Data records
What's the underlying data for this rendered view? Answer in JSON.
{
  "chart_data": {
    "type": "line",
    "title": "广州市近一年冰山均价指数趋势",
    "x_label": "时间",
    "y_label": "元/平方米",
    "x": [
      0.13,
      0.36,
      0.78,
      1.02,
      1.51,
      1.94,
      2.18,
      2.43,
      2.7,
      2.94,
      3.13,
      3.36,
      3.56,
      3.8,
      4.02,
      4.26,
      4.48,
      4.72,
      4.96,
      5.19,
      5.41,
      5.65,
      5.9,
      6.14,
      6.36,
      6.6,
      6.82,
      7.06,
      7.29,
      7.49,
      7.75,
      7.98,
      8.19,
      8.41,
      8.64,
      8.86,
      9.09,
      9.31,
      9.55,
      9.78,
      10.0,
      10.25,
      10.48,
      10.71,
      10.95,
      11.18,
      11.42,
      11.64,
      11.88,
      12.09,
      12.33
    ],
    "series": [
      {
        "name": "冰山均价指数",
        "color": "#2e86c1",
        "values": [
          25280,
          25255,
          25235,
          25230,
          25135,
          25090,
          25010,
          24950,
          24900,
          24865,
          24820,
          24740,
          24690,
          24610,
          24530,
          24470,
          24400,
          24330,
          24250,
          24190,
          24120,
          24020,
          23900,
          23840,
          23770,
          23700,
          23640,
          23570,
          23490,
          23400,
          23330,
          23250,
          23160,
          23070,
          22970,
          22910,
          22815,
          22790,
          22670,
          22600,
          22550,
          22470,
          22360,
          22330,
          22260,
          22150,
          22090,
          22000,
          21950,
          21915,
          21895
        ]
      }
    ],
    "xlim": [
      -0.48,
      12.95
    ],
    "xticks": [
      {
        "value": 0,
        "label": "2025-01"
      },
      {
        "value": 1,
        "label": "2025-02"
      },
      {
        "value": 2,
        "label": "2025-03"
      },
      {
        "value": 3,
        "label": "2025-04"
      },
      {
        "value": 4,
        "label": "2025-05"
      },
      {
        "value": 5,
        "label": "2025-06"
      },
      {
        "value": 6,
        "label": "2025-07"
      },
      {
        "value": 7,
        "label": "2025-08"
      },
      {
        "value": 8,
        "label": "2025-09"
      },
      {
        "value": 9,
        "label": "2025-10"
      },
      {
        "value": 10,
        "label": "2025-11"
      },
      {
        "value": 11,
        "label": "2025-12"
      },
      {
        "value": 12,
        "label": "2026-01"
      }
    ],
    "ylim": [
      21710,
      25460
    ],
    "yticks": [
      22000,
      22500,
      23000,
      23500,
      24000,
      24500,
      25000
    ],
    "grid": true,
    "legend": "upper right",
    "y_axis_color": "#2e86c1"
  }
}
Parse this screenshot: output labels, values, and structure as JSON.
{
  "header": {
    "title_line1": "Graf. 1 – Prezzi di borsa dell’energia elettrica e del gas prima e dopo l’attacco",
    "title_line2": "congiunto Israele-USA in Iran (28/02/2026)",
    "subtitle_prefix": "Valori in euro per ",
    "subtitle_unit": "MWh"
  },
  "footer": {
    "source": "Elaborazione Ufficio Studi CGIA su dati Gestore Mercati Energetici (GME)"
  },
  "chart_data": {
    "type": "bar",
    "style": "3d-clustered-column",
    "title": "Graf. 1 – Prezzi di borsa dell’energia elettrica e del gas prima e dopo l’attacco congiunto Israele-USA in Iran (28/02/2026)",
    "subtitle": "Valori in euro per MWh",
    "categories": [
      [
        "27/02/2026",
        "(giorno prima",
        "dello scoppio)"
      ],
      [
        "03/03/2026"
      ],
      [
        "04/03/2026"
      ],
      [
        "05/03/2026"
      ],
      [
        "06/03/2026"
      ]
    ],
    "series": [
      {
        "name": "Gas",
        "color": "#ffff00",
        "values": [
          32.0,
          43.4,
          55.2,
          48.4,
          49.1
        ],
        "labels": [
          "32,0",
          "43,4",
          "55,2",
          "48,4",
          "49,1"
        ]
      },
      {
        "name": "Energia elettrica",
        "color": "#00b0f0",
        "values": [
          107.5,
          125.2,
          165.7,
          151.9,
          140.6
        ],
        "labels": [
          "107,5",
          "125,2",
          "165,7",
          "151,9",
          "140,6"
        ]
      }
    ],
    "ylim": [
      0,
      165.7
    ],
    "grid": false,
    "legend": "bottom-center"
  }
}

▶ THE EXERCISE: Go through the records above and copy every line with the word "Prezzi".

▶ TASK ANSWER:
    "title_line1": "Graf. 1 – Prezzi di borsa dell’energia elettrica e del gas prima e dopo l’attacco",
    "title": "Graf. 1 – Prezzi di borsa dell’energia elettrica e del gas prima e dopo l’attacco congiunto Israele-USA in Iran (28/02/2026)",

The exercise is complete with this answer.